=== EXCERPTED RECORDS ===

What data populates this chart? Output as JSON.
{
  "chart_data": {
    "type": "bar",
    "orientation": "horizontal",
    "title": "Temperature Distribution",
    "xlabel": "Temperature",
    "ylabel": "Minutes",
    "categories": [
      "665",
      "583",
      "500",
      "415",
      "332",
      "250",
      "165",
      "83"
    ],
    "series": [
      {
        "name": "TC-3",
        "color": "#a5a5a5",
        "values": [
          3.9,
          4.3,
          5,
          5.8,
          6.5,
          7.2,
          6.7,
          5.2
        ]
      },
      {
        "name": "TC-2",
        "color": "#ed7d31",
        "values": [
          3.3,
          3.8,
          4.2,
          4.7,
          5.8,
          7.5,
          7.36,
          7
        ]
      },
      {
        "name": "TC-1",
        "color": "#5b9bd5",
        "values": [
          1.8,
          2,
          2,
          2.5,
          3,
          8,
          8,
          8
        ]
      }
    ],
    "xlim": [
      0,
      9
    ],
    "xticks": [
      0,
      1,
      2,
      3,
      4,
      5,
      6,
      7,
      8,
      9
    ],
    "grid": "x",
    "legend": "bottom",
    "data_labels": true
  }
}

===

EXERCISE DIRECTIONS
All of the material must be reproduced exactly.

RESPONSE BELOW
What data populates this chart? Output as JSON.
{
  "chart_data": {
    "type": "bar",
    "orientation": "horizontal",
    "title": "Temperature Distribution",
    "xlabel": "Temperature",
    "ylabel": "Minutes",
    "categories": [
      "665",
      "583",
      "500",
      "415",
      "332",
      "250",
      "165",
      "83"
    ],
    "series": [
      {
        "name": "TC-3",
        "color": "#a5a5a5",
        "values": [
          3.9,
          4.3,
          5,
          5.8,
          6.5,
          7.2,
          6.7,
          5.2
        ]
      },
      {
        "name": "TC-2",
        "color": "#ed7d31",
        "values": [
          3.3,
          3.8,
          4.2,
          4.7,
          5.8,
          7.5,
          7.36,
          7
        ]
      },
      {
        "name": "TC-1",
        "color": "#5b9bd5",
        "values": [
          1.8,
          2,
          2,
          2.5,
          3,
          8,
          8,
          8
        ]
      }
    ],
    "xlim": [
      0,
      9
    ],
    "xticks": [
      0,
      1,
      2,
      3,
      4,
      5,
      6,
      7,
      8,
      9
    ],
    "grid": "x",
    "legend": "bottom",
    "data_labels": true
  }
}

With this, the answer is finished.